(Stored items)
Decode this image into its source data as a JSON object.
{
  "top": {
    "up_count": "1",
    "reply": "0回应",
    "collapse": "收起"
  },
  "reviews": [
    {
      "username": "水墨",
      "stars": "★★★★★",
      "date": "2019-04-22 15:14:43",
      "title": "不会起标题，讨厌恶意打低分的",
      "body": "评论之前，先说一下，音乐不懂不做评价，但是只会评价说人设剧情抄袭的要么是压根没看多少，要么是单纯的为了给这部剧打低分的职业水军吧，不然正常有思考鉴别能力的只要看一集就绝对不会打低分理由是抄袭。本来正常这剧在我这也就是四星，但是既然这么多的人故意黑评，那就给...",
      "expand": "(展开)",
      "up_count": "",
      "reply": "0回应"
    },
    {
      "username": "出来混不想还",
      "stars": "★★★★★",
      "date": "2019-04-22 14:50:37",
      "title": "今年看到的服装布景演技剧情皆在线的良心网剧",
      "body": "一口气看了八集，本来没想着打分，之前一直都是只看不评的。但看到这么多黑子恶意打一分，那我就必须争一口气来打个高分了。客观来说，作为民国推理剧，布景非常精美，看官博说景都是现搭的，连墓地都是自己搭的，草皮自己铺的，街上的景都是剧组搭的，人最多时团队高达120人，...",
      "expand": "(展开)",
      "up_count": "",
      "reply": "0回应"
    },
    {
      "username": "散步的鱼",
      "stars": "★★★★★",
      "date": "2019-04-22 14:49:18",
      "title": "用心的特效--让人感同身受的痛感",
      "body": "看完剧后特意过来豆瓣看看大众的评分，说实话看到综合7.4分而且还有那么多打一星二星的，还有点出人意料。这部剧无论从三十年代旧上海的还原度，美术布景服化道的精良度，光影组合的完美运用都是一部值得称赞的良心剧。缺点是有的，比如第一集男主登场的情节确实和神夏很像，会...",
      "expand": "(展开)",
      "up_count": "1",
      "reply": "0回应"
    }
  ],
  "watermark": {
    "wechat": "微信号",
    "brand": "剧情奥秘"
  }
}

==

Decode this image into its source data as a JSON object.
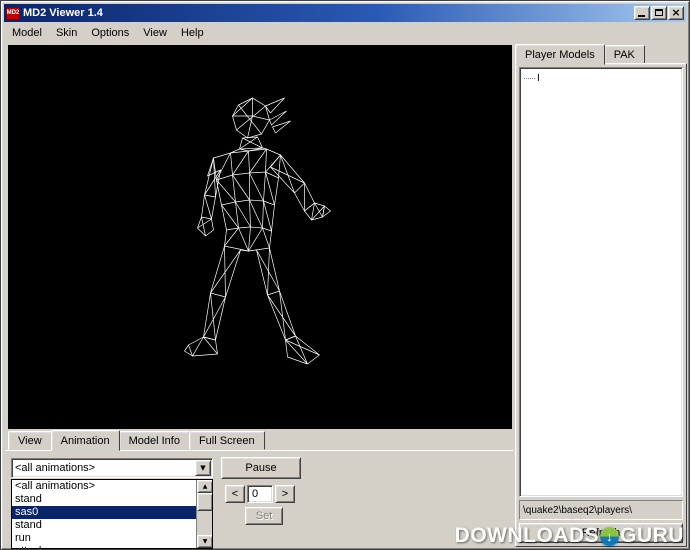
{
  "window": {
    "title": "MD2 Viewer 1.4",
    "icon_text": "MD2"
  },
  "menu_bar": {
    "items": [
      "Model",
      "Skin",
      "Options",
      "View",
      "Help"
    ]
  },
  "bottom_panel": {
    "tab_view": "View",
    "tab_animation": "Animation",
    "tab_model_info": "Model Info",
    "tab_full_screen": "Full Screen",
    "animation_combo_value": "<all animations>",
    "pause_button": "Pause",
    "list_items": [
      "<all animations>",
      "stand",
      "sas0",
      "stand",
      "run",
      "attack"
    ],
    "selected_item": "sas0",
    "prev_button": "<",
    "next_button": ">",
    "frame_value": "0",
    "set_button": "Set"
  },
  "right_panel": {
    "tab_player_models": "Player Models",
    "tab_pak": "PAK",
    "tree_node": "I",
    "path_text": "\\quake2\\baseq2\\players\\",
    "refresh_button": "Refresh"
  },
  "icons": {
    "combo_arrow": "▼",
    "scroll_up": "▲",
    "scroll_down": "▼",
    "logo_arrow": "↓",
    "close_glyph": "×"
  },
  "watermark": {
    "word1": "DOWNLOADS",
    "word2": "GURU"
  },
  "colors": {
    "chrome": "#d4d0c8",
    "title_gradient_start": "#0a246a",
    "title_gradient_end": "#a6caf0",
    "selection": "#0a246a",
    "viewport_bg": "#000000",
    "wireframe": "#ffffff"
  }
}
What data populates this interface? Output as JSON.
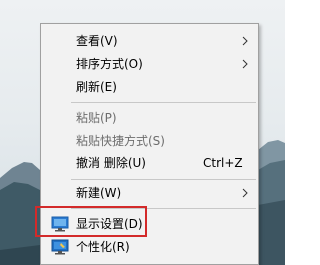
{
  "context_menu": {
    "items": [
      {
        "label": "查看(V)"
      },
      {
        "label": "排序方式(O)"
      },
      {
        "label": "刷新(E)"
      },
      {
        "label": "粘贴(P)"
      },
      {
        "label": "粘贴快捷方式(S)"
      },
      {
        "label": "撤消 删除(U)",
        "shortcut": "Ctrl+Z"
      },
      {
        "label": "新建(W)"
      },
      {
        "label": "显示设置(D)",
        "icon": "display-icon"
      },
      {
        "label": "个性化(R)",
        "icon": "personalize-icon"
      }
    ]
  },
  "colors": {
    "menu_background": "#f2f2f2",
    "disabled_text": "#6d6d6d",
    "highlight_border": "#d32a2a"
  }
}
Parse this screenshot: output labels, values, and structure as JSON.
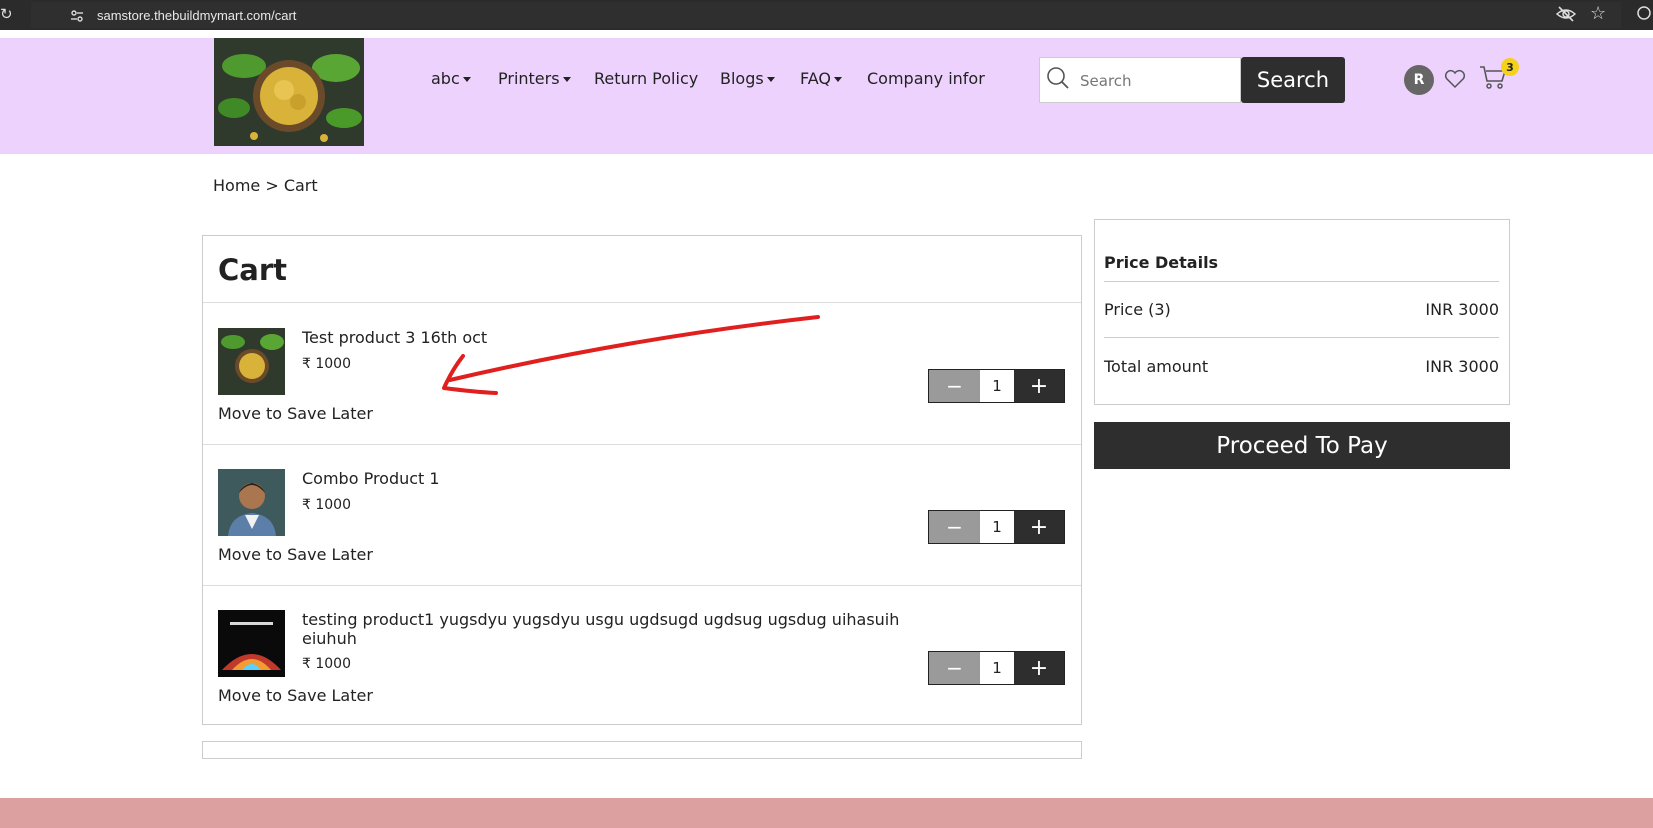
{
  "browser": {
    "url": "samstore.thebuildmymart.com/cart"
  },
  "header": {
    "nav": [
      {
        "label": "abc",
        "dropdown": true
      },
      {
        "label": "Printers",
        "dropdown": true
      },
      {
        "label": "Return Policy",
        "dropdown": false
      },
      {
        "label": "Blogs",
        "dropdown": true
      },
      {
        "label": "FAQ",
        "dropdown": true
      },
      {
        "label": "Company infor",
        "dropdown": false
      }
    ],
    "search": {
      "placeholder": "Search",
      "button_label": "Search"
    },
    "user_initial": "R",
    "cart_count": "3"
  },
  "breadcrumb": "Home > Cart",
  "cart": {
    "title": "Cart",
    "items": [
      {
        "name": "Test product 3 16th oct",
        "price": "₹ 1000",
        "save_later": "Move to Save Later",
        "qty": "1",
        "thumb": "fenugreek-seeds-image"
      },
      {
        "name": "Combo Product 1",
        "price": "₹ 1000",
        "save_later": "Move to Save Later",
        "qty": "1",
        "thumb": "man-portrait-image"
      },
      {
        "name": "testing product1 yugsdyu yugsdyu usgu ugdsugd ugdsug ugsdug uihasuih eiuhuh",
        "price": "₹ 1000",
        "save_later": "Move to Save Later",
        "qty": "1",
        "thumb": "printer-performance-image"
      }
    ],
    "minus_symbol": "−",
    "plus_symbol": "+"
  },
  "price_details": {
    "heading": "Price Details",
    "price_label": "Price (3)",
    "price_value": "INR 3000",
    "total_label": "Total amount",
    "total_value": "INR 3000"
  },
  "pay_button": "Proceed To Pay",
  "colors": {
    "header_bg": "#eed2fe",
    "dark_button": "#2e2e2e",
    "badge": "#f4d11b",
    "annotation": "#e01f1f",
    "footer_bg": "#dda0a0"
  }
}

## Directive:
Copy out every line of the material above that mentions the word "this".

## Solution to the exercise:
Decode this image into its source data as a JSON object.
Decode this image into its source data as a JSON object.
What data populates this interface? Output as JSON.
Parse this screenshot: output labels, values, and structure as JSON.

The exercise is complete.